What you have to do: Without including the pictures, copy out every line below.
━━━━━ Supplied material ━━━━━
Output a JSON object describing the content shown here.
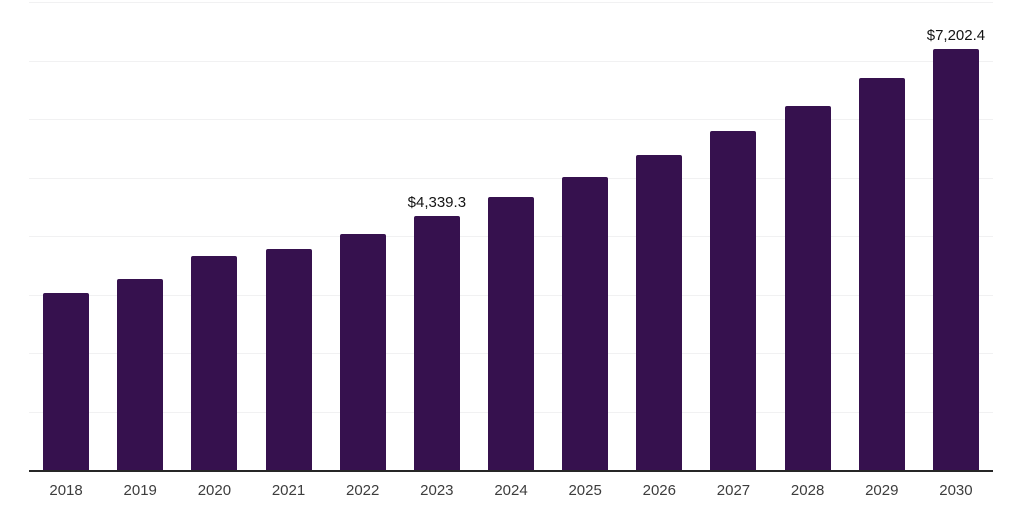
{
  "chart_data": {
    "type": "bar",
    "title": "",
    "xlabel": "",
    "ylabel": "",
    "categories": [
      "2018",
      "2019",
      "2020",
      "2021",
      "2022",
      "2023",
      "2024",
      "2025",
      "2026",
      "2027",
      "2028",
      "2029",
      "2030"
    ],
    "values": [
      3030,
      3265,
      3650,
      3785,
      4040,
      4339.3,
      4665,
      5015,
      5390,
      5795,
      6230,
      6700,
      7202.4
    ],
    "data_labels": {
      "2023": "$4,339.3",
      "2030": "$7,202.4"
    },
    "ylim": [
      0,
      8000
    ],
    "gridline_interval": 1000,
    "grid": true,
    "legend": false,
    "y_axis_tick_labels_visible": false,
    "colors": {
      "bar": "#36114E",
      "gridline": "#F1F1F2",
      "axis_line": "#262626",
      "tick_label": "#3D3D3D",
      "data_label": "#141414",
      "background": "#FFFFFF"
    }
  }
}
━━━━━
The output:
Output a JSON object describing the content shown here.
{
  "chart_data": {
    "type": "bar",
    "title": "",
    "xlabel": "",
    "ylabel": "",
    "categories": [
      "2018",
      "2019",
      "2020",
      "2021",
      "2022",
      "2023",
      "2024",
      "2025",
      "2026",
      "2027",
      "2028",
      "2029",
      "2030"
    ],
    "values": [
      3030,
      3265,
      3650,
      3785,
      4040,
      4339.3,
      4665,
      5015,
      5390,
      5795,
      6230,
      6700,
      7202.4
    ],
    "data_labels": {
      "2023": "$4,339.3",
      "2030": "$7,202.4"
    },
    "ylim": [
      0,
      8000
    ],
    "gridline_interval": 1000,
    "grid": true,
    "legend": false,
    "y_axis_tick_labels_visible": false,
    "colors": {
      "bar": "#36114E",
      "gridline": "#F1F1F2",
      "axis_line": "#262626",
      "tick_label": "#3D3D3D",
      "data_label": "#141414",
      "background": "#FFFFFF"
    }
  }
}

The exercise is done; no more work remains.